Goal → How many lines of the data hold the word "screenshot"? State the number and nothing else.

+-------+

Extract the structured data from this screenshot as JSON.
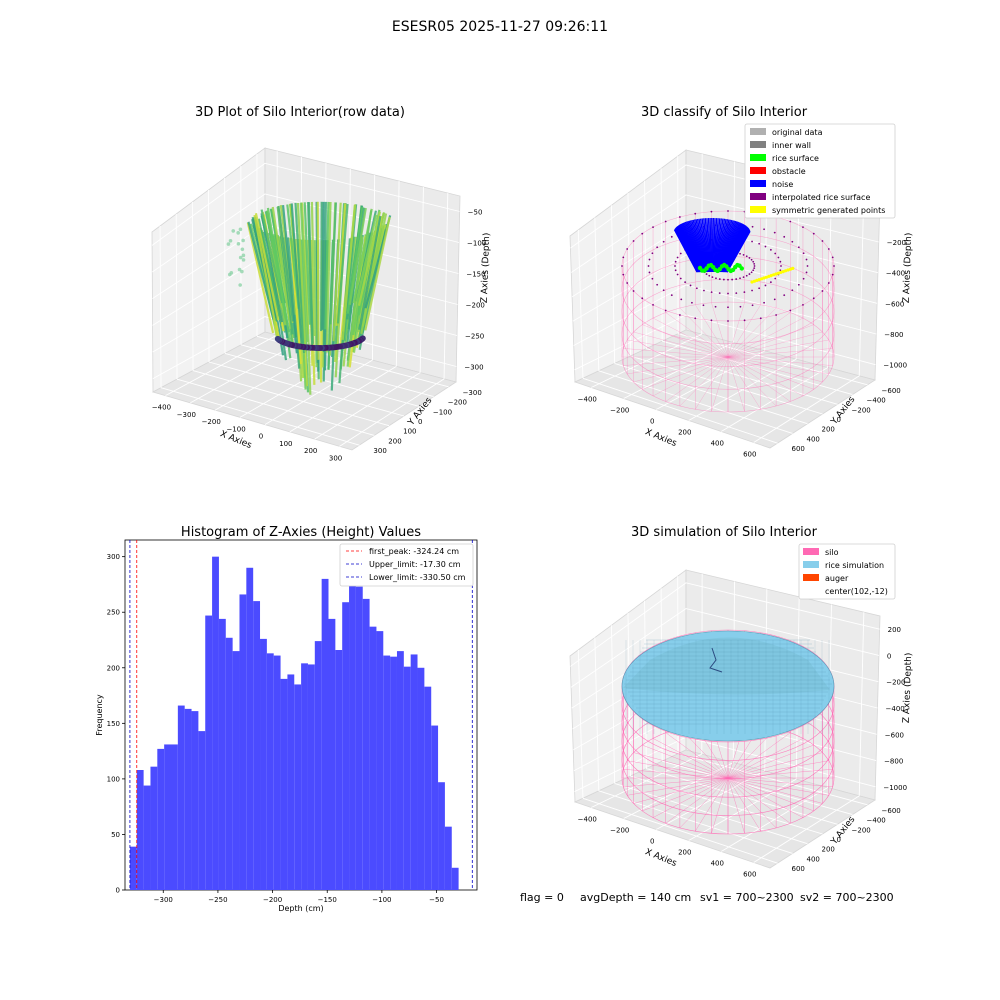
{
  "figure": {
    "suptitle": "ESESR05 2025-11-27 09:26:11",
    "footer": {
      "flag": "flag = 0",
      "avg_depth": "avgDepth = 140 cm",
      "sv1": "sv1 = 700~2300",
      "sv2": "sv2 = 700~2300"
    }
  },
  "chart_data": [
    {
      "id": "raw",
      "type": "scatter3d",
      "title": "3D Plot of Silo Interior(row data)",
      "xlabel": "X Axies",
      "ylabel": "Y Axies",
      "zlabel": "Z Axies (Depth)",
      "x_ticks": [
        "−400",
        "−300",
        "−200",
        "−100",
        "0",
        "100",
        "200",
        "300"
      ],
      "y_ticks": [
        "−300",
        "−200",
        "−100",
        "0",
        "100",
        "200",
        "300"
      ],
      "z_ticks": [
        "−50",
        "−100",
        "−150",
        "−200",
        "−250",
        "−300"
      ],
      "xlim": [
        -430,
        330
      ],
      "ylim": [
        -330,
        330
      ],
      "zlim": [
        -335,
        -20
      ],
      "colormap": "viridis"
    },
    {
      "id": "classify",
      "type": "scatter3d",
      "title": "3D classify of Silo Interior",
      "xlabel": "X Axies",
      "ylabel": "Y Axies",
      "zlabel": "Z Axies (Depth)",
      "x_ticks": [
        "−400",
        "−200",
        "0",
        "200",
        "400",
        "600"
      ],
      "y_ticks": [
        "−600",
        "−400",
        "−200",
        "0",
        "200",
        "400",
        "600"
      ],
      "z_ticks": [
        "0",
        "−200",
        "−400",
        "−600",
        "−800",
        "−1000"
      ],
      "legend": {
        "placement": "top-right",
        "items": [
          {
            "label": "original data",
            "color": "#b0b0b0"
          },
          {
            "label": "inner wall",
            "color": "#808080"
          },
          {
            "label": "rice surface",
            "color": "#00ff00"
          },
          {
            "label": "obstacle",
            "color": "#ff0000"
          },
          {
            "label": "noise",
            "color": "#0000ff"
          },
          {
            "label": "interpolated rice surface",
            "color": "#800080"
          },
          {
            "label": "symmetric generated points",
            "color": "#ffff00"
          }
        ]
      }
    },
    {
      "id": "hist",
      "type": "bar",
      "title": "Histogram of Z-Axies (Height) Values",
      "xlabel": "Depth (cm)",
      "ylabel": "Frequency",
      "xlim": [
        -335,
        -13
      ],
      "ylim": [
        0,
        315
      ],
      "x_ticks": [
        -300,
        -250,
        -200,
        -150,
        -100,
        -50
      ],
      "y_ticks": [
        0,
        50,
        100,
        150,
        200,
        250,
        300
      ],
      "bin_start": -330.5,
      "bin_width": 6.264,
      "bar_color": "#4b4bff",
      "values": [
        39,
        108,
        94,
        111,
        127,
        131,
        131,
        166,
        163,
        161,
        143,
        247,
        300,
        244,
        227,
        215,
        266,
        290,
        260,
        226,
        213,
        211,
        190,
        194,
        185,
        204,
        203,
        224,
        280,
        244,
        216,
        259,
        289,
        273,
        262,
        237,
        233,
        211,
        210,
        215,
        201,
        212,
        200,
        183,
        148,
        97,
        57,
        20
      ],
      "vlines": [
        {
          "label": "first_peak: -324.24 cm",
          "value": -324.24,
          "color": "#ff0000"
        },
        {
          "label": "Upper_limit: -17.30 cm",
          "value": -17.3,
          "color": "#0000c8"
        },
        {
          "label": "Lower_limit: -330.50 cm",
          "value": -330.5,
          "color": "#0000c8"
        }
      ],
      "legend_placement": "top-right"
    },
    {
      "id": "sim",
      "type": "surface3d",
      "title": "3D simulation of Silo Interior",
      "xlabel": "X Axies",
      "ylabel": "Y Axies",
      "zlabel": "Z Axies (Depth)",
      "x_ticks": [
        "−400",
        "−200",
        "0",
        "200",
        "400",
        "600"
      ],
      "y_ticks": [
        "−600",
        "−400",
        "−200",
        "0",
        "200",
        "400",
        "600"
      ],
      "z_ticks": [
        "200",
        "0",
        "−200",
        "−400",
        "−600",
        "−800",
        "−1000"
      ],
      "legend": {
        "placement": "top-right",
        "items": [
          {
            "label": "silo",
            "color": "#ff69b4"
          },
          {
            "label": "rice simulation",
            "color": "#87ceeb"
          },
          {
            "label": "auger",
            "color": "#ff4500"
          },
          {
            "label": "center(102,-12)",
            "color": "none"
          }
        ]
      }
    }
  ]
}
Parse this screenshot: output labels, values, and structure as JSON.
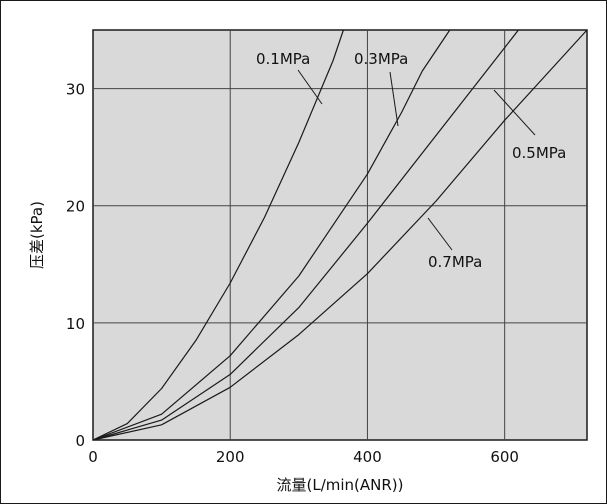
{
  "chart_data": {
    "type": "line",
    "title": "",
    "xlabel": "流量(L/min(ANR))",
    "ylabel": "压差(kPa)",
    "xlim": [
      0,
      720
    ],
    "ylim": [
      0,
      35
    ],
    "x_ticks": [
      0,
      200,
      400,
      600
    ],
    "y_ticks": [
      0,
      10,
      20,
      30
    ],
    "grid": true,
    "background_color": "#d9d9d9",
    "line_color": "#1a1a1a",
    "series": [
      {
        "name": "0.1MPa",
        "x": [
          0,
          50,
          100,
          150,
          200,
          250,
          300,
          350,
          365
        ],
        "y": [
          0,
          1.4,
          4.4,
          8.5,
          13.4,
          19.0,
          25.4,
          32.4,
          35.0
        ]
      },
      {
        "name": "0.3MPa",
        "x": [
          0,
          100,
          200,
          300,
          400,
          450,
          480,
          520
        ],
        "y": [
          0,
          2.2,
          7.2,
          14.0,
          22.7,
          28.0,
          31.5,
          35.0
        ]
      },
      {
        "name": "0.5MPa",
        "x": [
          0,
          100,
          200,
          300,
          400,
          500,
          600,
          620
        ],
        "y": [
          0,
          1.7,
          5.6,
          11.3,
          18.5,
          26.0,
          33.5,
          35.0
        ]
      },
      {
        "name": "0.7MPa",
        "x": [
          0,
          100,
          200,
          300,
          400,
          500,
          600,
          720
        ],
        "y": [
          0,
          1.3,
          4.5,
          9.0,
          14.2,
          20.4,
          27.3,
          35.0
        ]
      }
    ]
  }
}
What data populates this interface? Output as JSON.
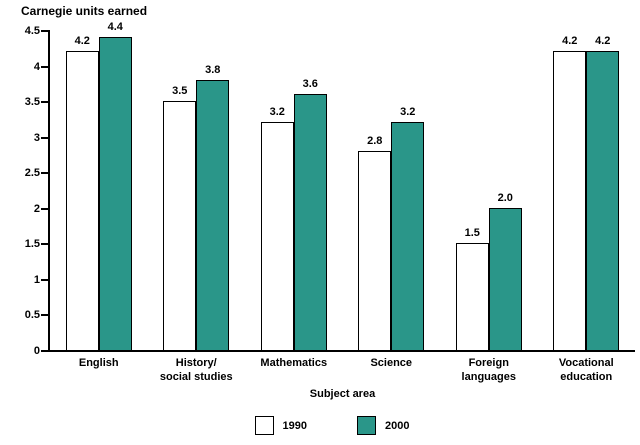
{
  "chart_data": {
    "type": "bar",
    "title": "Carnegie units earned",
    "xlabel": "Subject area",
    "ylabel": "",
    "categories": [
      "English",
      "History/\nsocial studies",
      "Mathematics",
      "Science",
      "Foreign\nlanguages",
      "Vocational\neducation"
    ],
    "series": [
      {
        "name": "1990",
        "color": "#ffffff",
        "values": [
          4.2,
          3.5,
          3.2,
          2.8,
          1.5,
          4.2
        ]
      },
      {
        "name": "2000",
        "color": "#2a9689",
        "values": [
          4.4,
          3.8,
          3.6,
          3.2,
          2.0,
          4.2
        ]
      }
    ],
    "ylim": [
      0,
      4.5
    ],
    "ytick_labels": [
      "0",
      "0.5",
      "1",
      "1.5",
      "2",
      "2.5",
      "3",
      "3.5",
      "4",
      "4.5"
    ],
    "grid": false,
    "legend_position": "bottom",
    "bar_value_labels": true,
    "colors": {
      "bar_border": "#000000",
      "axis": "#000000",
      "text": "#000000"
    }
  },
  "legend": {
    "items": [
      {
        "label": "1990",
        "color": "#ffffff"
      },
      {
        "label": "2000",
        "color": "#2a9689"
      }
    ]
  }
}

+-------+

Correct output → 2